→ Aim of the exercise: Locate and copy all lines bearing the word "本项目情况".
[BEGIN]
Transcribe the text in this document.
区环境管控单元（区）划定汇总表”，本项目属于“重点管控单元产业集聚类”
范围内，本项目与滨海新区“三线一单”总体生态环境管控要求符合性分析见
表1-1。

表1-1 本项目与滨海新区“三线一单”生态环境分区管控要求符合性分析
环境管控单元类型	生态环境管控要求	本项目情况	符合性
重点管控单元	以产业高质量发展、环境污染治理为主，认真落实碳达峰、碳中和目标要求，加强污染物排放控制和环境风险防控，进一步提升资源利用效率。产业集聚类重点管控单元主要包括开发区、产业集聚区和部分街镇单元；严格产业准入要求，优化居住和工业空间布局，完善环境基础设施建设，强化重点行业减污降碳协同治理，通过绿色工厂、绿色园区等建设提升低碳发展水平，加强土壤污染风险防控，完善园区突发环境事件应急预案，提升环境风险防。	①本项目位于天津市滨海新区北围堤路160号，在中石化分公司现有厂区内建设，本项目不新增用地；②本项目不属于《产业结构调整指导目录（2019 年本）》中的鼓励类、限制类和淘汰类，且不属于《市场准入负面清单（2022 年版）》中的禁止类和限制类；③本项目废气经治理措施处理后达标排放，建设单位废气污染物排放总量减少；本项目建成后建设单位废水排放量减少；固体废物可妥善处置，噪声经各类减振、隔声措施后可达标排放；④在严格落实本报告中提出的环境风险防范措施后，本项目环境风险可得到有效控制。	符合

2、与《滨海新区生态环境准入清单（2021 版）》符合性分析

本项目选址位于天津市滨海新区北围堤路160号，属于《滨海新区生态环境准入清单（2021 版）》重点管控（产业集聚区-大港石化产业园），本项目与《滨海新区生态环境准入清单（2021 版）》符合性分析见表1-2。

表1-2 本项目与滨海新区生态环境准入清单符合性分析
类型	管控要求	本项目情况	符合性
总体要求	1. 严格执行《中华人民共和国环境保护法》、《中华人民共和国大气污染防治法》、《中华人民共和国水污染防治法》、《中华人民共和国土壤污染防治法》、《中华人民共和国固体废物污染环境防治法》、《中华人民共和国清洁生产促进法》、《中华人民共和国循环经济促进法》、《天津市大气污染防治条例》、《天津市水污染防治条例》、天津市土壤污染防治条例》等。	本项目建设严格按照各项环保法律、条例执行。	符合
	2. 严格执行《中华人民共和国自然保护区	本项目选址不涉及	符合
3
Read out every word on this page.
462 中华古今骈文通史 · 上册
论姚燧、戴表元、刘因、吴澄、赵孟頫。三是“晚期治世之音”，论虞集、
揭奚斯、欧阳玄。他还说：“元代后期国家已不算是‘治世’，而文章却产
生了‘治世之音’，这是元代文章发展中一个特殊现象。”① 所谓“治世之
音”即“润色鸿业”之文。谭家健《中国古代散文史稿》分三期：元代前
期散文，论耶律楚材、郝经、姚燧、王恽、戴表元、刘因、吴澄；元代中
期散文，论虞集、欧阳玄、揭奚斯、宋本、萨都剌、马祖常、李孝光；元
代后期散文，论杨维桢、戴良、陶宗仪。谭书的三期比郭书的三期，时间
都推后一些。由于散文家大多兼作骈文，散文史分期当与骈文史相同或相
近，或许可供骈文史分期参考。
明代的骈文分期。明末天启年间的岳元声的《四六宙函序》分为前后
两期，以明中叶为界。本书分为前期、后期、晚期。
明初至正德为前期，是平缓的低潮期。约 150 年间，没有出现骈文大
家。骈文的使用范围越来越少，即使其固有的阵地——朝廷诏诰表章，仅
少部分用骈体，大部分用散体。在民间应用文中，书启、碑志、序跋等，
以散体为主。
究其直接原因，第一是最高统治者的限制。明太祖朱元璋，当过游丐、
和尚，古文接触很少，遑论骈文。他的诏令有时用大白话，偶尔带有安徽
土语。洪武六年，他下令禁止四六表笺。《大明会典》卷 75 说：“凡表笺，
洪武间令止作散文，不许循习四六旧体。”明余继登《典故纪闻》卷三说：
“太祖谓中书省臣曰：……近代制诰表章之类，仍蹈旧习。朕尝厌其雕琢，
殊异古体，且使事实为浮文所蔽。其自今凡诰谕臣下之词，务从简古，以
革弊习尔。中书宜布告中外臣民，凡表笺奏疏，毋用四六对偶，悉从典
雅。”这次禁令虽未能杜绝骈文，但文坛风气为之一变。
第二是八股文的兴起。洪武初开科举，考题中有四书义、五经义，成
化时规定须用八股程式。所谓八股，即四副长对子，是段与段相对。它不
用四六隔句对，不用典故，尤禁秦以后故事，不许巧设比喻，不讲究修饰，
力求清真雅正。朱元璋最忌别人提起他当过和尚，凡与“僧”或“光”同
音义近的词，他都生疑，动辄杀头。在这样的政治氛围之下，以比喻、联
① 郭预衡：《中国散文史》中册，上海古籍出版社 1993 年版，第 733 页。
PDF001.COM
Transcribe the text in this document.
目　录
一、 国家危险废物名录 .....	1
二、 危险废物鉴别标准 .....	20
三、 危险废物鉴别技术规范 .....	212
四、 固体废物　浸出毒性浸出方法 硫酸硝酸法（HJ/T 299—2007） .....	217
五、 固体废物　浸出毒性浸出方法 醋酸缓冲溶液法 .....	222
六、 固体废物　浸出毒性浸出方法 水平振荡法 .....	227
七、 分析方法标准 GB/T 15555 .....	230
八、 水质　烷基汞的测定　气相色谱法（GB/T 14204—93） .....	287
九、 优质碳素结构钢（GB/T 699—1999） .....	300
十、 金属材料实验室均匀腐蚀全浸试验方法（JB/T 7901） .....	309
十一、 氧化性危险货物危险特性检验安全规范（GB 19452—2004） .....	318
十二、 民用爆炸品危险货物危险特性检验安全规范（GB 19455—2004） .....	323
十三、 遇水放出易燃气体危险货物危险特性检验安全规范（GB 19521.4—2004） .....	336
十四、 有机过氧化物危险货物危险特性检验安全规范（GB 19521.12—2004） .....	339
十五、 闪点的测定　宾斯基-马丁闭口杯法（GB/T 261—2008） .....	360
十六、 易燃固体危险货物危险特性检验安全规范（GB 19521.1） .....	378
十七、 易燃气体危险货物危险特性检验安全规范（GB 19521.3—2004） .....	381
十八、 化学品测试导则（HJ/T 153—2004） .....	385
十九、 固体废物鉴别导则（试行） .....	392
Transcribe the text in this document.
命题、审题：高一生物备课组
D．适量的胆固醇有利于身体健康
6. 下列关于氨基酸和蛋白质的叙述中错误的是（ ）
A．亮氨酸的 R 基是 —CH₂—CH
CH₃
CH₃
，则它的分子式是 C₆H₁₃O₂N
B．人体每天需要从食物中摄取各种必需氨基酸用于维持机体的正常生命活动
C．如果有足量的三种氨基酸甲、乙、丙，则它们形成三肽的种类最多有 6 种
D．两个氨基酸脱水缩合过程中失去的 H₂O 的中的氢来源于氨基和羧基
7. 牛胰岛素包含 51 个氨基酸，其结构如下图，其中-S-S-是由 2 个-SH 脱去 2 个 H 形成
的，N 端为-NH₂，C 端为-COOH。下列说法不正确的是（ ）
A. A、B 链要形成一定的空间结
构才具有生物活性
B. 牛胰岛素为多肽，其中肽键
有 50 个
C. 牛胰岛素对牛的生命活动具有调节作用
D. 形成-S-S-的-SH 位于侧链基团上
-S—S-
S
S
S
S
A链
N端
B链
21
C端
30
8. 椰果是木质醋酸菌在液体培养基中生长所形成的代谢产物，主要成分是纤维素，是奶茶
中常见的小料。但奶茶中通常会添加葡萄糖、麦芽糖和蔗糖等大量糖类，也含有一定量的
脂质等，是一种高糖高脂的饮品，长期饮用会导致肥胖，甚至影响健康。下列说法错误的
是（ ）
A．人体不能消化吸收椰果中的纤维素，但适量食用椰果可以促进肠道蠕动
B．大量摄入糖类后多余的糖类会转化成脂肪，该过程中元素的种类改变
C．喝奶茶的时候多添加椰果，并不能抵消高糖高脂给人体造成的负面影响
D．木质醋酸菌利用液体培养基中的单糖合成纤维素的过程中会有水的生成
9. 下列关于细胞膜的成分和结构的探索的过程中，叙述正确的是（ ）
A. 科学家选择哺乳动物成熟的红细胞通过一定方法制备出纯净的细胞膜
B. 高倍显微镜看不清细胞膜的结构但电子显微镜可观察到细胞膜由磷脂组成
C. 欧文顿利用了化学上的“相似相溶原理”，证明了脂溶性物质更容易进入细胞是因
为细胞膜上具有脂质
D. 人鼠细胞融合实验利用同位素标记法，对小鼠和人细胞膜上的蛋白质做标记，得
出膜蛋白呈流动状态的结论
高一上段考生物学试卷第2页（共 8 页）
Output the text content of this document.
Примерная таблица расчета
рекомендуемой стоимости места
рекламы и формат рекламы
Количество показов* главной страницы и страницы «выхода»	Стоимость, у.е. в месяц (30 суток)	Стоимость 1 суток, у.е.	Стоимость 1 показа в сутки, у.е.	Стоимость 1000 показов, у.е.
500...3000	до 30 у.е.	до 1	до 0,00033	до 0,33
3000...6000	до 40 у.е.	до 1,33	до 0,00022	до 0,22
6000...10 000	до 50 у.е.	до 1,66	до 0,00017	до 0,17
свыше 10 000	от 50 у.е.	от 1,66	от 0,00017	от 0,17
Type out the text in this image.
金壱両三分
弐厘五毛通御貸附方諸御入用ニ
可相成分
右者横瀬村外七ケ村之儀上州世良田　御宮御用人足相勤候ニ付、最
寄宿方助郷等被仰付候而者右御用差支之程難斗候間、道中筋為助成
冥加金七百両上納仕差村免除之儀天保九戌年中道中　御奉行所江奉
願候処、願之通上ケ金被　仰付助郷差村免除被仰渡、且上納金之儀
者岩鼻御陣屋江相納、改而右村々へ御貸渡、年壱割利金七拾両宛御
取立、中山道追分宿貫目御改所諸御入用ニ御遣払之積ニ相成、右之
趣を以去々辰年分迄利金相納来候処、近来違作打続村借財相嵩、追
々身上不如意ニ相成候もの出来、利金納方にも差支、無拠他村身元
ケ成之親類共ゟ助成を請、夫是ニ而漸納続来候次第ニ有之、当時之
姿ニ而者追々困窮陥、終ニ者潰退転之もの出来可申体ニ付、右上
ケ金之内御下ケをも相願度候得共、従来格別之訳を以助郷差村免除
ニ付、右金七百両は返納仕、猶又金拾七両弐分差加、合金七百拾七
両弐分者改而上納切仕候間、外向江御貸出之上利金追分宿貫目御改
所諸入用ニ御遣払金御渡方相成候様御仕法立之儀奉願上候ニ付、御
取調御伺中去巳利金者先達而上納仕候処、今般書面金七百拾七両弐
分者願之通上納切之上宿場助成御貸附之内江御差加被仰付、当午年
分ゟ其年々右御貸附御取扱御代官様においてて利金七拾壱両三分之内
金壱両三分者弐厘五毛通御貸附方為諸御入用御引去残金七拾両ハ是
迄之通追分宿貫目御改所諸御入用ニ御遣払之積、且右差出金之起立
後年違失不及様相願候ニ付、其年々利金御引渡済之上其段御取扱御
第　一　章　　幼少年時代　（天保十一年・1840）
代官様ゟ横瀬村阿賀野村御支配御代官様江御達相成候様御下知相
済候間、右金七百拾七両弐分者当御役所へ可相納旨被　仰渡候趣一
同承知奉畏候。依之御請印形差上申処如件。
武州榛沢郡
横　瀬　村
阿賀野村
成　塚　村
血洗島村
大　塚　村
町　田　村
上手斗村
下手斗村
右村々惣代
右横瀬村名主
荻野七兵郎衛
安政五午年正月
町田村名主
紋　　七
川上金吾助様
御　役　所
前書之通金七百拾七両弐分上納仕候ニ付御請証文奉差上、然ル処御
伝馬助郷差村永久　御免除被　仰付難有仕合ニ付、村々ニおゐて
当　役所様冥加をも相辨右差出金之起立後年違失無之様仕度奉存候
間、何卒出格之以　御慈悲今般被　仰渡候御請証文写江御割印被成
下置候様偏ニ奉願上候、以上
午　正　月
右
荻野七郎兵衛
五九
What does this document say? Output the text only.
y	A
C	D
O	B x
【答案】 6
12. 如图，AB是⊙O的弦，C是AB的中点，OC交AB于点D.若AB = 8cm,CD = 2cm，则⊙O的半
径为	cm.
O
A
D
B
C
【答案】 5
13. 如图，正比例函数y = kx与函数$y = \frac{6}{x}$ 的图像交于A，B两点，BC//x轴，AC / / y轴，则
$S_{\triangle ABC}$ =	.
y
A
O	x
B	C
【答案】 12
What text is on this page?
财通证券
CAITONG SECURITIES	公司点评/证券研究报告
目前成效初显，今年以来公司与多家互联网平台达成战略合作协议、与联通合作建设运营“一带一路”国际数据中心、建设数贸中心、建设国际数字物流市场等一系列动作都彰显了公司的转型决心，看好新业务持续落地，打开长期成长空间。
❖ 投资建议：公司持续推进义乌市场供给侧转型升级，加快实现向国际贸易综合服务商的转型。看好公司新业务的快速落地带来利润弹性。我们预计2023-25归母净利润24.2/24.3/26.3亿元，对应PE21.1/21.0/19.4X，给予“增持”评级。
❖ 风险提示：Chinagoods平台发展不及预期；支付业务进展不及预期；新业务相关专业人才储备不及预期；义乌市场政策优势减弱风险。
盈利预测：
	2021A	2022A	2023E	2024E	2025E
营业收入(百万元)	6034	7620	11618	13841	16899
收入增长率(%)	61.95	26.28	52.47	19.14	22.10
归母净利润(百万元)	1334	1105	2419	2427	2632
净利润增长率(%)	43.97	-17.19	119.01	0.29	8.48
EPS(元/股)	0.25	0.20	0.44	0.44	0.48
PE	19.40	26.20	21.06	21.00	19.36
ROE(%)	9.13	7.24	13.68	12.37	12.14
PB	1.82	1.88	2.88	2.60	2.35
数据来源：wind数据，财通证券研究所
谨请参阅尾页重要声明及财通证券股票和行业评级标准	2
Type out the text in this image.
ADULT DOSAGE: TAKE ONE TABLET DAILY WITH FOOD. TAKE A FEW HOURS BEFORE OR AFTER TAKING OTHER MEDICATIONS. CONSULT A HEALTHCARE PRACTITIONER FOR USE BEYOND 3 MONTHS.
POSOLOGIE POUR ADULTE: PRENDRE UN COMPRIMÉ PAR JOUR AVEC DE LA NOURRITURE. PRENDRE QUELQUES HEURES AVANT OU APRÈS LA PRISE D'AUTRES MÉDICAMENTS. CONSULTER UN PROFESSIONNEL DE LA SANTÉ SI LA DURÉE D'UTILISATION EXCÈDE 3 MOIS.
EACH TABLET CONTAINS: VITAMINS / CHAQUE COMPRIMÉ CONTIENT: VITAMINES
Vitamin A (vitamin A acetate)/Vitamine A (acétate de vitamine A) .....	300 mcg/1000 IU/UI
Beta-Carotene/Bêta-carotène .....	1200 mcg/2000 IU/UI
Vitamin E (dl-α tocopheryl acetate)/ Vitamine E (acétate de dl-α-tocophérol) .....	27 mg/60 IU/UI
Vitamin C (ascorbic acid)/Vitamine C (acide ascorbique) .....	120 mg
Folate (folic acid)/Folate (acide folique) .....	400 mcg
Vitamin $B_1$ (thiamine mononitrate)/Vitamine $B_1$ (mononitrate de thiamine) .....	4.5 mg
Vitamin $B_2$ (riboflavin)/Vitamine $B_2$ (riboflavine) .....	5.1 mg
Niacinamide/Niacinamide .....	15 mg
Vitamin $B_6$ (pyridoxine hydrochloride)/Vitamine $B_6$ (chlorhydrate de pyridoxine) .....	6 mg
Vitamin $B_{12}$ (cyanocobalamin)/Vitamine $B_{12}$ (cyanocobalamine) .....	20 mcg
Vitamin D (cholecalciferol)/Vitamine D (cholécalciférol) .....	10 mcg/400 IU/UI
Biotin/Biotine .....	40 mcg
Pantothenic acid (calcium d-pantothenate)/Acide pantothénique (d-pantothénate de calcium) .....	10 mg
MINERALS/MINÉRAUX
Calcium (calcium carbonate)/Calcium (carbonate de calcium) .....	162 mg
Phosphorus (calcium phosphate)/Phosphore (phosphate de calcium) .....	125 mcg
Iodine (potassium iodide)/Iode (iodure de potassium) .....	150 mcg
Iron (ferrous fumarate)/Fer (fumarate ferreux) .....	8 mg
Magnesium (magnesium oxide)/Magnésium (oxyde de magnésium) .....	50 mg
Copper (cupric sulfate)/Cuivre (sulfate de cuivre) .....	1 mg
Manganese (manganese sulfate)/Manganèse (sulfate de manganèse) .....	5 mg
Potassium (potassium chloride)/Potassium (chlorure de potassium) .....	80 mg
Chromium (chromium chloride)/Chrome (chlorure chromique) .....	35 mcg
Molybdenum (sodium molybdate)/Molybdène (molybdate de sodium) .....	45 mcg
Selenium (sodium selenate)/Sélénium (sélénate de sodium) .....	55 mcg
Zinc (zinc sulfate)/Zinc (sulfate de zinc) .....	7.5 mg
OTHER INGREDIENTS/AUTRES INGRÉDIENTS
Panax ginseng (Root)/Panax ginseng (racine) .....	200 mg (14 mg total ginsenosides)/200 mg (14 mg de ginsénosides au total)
[END]
→ Written answer:
环境管控单元类型	生态环境管控要求	本项目情况	符合性
类型	管控要求	本项目情况	符合性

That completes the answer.